▶ **GOAL OF THE EXERCISE**
Below is a listing; reproduce each line of it exactly.

··· MATERIALS PROVIDED ···

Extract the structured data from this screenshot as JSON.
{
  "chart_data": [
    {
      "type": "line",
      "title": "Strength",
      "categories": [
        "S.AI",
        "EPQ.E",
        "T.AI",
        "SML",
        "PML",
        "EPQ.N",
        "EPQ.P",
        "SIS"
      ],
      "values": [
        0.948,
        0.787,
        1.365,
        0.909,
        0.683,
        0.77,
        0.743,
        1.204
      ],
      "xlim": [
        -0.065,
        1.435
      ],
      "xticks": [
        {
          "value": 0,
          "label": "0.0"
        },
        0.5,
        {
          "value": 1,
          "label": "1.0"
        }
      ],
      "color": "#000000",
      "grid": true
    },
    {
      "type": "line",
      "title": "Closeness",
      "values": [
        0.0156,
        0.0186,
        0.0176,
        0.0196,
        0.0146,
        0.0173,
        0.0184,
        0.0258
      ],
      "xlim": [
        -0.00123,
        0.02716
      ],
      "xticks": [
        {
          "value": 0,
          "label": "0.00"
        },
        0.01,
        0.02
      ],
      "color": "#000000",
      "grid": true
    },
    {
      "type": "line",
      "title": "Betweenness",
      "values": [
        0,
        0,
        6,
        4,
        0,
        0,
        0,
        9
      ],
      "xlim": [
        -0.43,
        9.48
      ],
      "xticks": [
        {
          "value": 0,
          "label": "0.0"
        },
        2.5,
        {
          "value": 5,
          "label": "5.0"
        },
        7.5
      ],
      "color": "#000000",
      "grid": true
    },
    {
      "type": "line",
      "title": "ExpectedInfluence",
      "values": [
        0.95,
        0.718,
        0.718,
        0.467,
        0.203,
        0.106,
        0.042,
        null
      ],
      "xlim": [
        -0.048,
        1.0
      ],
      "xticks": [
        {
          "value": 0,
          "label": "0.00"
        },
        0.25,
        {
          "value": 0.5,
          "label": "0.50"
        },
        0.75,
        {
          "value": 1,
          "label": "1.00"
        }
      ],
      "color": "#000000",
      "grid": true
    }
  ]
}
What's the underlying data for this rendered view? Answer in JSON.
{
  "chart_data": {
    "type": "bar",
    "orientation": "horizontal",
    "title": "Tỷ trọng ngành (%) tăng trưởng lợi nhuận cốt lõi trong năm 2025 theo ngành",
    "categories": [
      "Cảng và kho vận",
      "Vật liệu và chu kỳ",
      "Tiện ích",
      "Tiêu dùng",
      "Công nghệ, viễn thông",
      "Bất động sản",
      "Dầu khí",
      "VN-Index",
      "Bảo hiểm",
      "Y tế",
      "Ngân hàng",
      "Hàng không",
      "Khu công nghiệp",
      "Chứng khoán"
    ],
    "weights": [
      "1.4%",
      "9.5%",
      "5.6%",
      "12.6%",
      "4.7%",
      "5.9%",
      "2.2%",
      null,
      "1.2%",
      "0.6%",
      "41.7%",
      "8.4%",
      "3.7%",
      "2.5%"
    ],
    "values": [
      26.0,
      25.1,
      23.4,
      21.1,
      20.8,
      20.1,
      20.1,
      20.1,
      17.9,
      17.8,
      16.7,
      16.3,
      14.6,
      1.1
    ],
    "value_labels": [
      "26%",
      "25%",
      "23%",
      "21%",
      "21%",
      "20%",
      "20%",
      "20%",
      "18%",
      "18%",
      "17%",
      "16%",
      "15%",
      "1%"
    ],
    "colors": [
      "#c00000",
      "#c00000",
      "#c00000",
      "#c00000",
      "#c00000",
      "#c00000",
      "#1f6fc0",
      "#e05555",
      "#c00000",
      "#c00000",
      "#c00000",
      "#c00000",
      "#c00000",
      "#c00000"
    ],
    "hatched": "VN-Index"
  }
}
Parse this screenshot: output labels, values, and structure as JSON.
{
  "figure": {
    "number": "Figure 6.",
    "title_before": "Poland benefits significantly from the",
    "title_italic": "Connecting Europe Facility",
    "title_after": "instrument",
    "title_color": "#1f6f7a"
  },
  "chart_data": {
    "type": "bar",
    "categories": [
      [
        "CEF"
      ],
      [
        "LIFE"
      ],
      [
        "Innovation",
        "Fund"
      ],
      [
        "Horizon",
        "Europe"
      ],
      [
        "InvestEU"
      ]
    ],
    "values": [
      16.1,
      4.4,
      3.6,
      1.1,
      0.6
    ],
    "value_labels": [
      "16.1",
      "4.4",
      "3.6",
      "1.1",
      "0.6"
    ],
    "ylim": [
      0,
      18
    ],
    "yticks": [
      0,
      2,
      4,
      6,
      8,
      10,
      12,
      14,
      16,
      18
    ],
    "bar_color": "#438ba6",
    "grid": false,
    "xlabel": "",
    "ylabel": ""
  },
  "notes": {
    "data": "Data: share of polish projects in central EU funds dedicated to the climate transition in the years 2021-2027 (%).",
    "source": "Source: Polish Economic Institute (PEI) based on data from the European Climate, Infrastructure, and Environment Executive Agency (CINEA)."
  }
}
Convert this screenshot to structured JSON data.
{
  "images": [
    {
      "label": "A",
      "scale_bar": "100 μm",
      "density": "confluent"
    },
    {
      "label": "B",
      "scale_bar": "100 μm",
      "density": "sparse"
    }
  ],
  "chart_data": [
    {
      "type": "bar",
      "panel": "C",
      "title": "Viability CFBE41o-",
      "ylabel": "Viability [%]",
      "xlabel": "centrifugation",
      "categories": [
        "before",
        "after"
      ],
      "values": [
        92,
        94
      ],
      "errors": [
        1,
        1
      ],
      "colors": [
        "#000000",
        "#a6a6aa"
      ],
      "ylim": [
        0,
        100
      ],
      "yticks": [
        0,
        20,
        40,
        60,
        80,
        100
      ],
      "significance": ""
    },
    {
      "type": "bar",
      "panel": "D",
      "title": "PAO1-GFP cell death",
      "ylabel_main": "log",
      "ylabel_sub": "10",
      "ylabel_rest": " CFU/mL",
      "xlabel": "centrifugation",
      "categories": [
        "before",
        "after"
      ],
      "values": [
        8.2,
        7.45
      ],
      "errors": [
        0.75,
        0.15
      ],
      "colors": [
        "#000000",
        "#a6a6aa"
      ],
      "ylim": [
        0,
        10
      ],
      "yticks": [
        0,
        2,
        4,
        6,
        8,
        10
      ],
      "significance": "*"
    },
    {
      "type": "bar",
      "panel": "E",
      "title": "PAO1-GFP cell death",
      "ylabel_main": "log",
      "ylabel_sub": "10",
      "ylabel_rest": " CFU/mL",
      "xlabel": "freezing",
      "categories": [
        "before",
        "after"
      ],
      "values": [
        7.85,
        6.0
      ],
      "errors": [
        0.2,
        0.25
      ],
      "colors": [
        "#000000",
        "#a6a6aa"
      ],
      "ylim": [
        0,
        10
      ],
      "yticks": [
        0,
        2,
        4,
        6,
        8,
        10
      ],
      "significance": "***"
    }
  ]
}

···

▶ **THE ANSWER**
Extract the structured data from this screenshot as JSON.
{
  "chart_data": [
    {
      "type": "line",
      "title": "Strength",
      "categories": [
        "S.AI",
        "EPQ.E",
        "T.AI",
        "SML",
        "PML",
        "EPQ.N",
        "EPQ.P",
        "SIS"
      ],
      "values": [
        0.948,
        0.787,
        1.365,
        0.909,
        0.683,
        0.77,
        0.743,
        1.204
      ],
      "xlim": [
        -0.065,
        1.435
      ],
      "xticks": [
        {
          "value": 0,
          "label": "0.0"
        },
        0.5,
        {
          "value": 1,
          "label": "1.0"
        }
      ],
      "color": "#000000",
      "grid": true
    },
    {
      "type": "line",
      "title": "Closeness",
      "values": [
        0.0156,
        0.0186,
        0.0176,
        0.0196,
        0.0146,
        0.0173,
        0.0184,
        0.0258
      ],
      "xlim": [
        -0.00123,
        0.02716
      ],
      "xticks": [
        {
          "value": 0,
          "label": "0.00"
        },
        0.01,
        0.02
      ],
      "color": "#000000",
      "grid": true
    },
    {
      "type": "line",
      "title": "Betweenness",
      "values": [
        0,
        0,
        6,
        4,
        0,
        0,
        0,
        9
      ],
      "xlim": [
        -0.43,
        9.48
      ],
      "xticks": [
        {
          "value": 0,
          "label": "0.0"
        },
        2.5,
        {
          "value": 5,
          "label": "5.0"
        },
        7.5
      ],
      "color": "#000000",
      "grid": true
    },
    {
      "type": "line",
      "title": "ExpectedInfluence",
      "values": [
        0.95,
        0.718,
        0.718,
        0.467,
        0.203,
        0.106,
        0.042,
        null
      ],
      "xlim": [
        -0.048,
        1.0
      ],
      "xticks": [
        {
          "value": 0,
          "label": "0.00"
        },
        0.25,
        {
          "value": 0.5,
          "label": "0.50"
        },
        0.75,
        {
          "value": 1,
          "label": "1.00"
        }
      ],
      "color": "#000000",
      "grid": true
    }
  ]
}
What's the underlying data for this rendered view? Answer in JSON.
{
  "chart_data": {
    "type": "bar",
    "orientation": "horizontal",
    "title": "Tỷ trọng ngành (%) tăng trưởng lợi nhuận cốt lõi trong năm 2025 theo ngành",
    "categories": [
      "Cảng và kho vận",
      "Vật liệu và chu kỳ",
      "Tiện ích",
      "Tiêu dùng",
      "Công nghệ, viễn thông",
      "Bất động sản",
      "Dầu khí",
      "VN-Index",
      "Bảo hiểm",
      "Y tế",
      "Ngân hàng",
      "Hàng không",
      "Khu công nghiệp",
      "Chứng khoán"
    ],
    "weights": [
      "1.4%",
      "9.5%",
      "5.6%",
      "12.6%",
      "4.7%",
      "5.9%",
      "2.2%",
      null,
      "1.2%",
      "0.6%",
      "41.7%",
      "8.4%",
      "3.7%",
      "2.5%"
    ],
    "values": [
      26.0,
      25.1,
      23.4,
      21.1,
      20.8,
      20.1,
      20.1,
      20.1,
      17.9,
      17.8,
      16.7,
      16.3,
      14.6,
      1.1
    ],
    "value_labels": [
      "26%",
      "25%",
      "23%",
      "21%",
      "21%",
      "20%",
      "20%",
      "20%",
      "18%",
      "18%",
      "17%",
      "16%",
      "15%",
      "1%"
    ],
    "colors": [
      "#c00000",
      "#c00000",
      "#c00000",
      "#c00000",
      "#c00000",
      "#c00000",
      "#1f6fc0",
      "#e05555",
      "#c00000",
      "#c00000",
      "#c00000",
      "#c00000",
      "#c00000",
      "#c00000"
    ],
    "hatched": "VN-Index"
  }
}
Parse this screenshot: output labels, values, and structure as JSON.
{
  "figure": {
    "number": "Figure 6.",
    "title_before": "Poland benefits significantly from the",
    "title_italic": "Connecting Europe Facility",
    "title_after": "instrument",
    "title_color": "#1f6f7a"
  },
  "chart_data": {
    "type": "bar",
    "categories": [
      [
        "CEF"
      ],
      [
        "LIFE"
      ],
      [
        "Innovation",
        "Fund"
      ],
      [
        "Horizon",
        "Europe"
      ],
      [
        "InvestEU"
      ]
    ],
    "values": [
      16.1,
      4.4,
      3.6,
      1.1,
      0.6
    ],
    "value_labels": [
      "16.1",
      "4.4",
      "3.6",
      "1.1",
      "0.6"
    ],
    "ylim": [
      0,
      18
    ],
    "yticks": [
      0,
      2,
      4,
      6,
      8,
      10,
      12,
      14,
      16,
      18
    ],
    "bar_color": "#438ba6",
    "grid": false,
    "xlabel": "",
    "ylabel": ""
  },
  "notes": {
    "data": "Data: share of polish projects in central EU funds dedicated to the climate transition in the years 2021-2027 (%).",
    "source": "Source: Polish Economic Institute (PEI) based on data from the European Climate, Infrastructure, and Environment Executive Agency (CINEA)."
  }
}
Convert this screenshot to structured JSON data.
{
  "images": [
    {
      "label": "A",
      "scale_bar": "100 μm",
      "density": "confluent"
    },
    {
      "label": "B",
      "scale_bar": "100 μm",
      "density": "sparse"
    }
  ],
  "chart_data": [
    {
      "type": "bar",
      "panel": "C",
      "title": "Viability CFBE41o-",
      "ylabel": "Viability [%]",
      "xlabel": "centrifugation",
      "categories": [
        "before",
        "after"
      ],
      "values": [
        92,
        94
      ],
      "errors": [
        1,
        1
      ],
      "colors": [
        "#000000",
        "#a6a6aa"
      ],
      "ylim": [
        0,
        100
      ],
      "yticks": [
        0,
        20,
        40,
        60,
        80,
        100
      ],
      "significance": ""
    },
    {
      "type": "bar",
      "panel": "D",
      "title": "PAO1-GFP cell death",
      "ylabel_main": "log",
      "ylabel_sub": "10",
      "ylabel_rest": " CFU/mL",
      "xlabel": "centrifugation",
      "categories": [
        "before",
        "after"
      ],
      "values": [
        8.2,
        7.45
      ],
      "errors": [
        0.75,
        0.15
      ],
      "colors": [
        "#000000",
        "#a6a6aa"
      ],
      "ylim": [
        0,
        10
      ],
      "yticks": [
        0,
        2,
        4,
        6,
        8,
        10
      ],
      "significance": "*"
    },
    {
      "type": "bar",
      "panel": "E",
      "title": "PAO1-GFP cell death",
      "ylabel_main": "log",
      "ylabel_sub": "10",
      "ylabel_rest": " CFU/mL",
      "xlabel": "freezing",
      "categories": [
        "before",
        "after"
      ],
      "values": [
        7.85,
        6.0
      ],
      "errors": [
        0.2,
        0.25
      ],
      "colors": [
        "#000000",
        "#a6a6aa"
      ],
      "ylim": [
        0,
        10
      ],
      "yticks": [
        0,
        2,
        4,
        6,
        8,
        10
      ],
      "significance": "***"
    }
  ]
}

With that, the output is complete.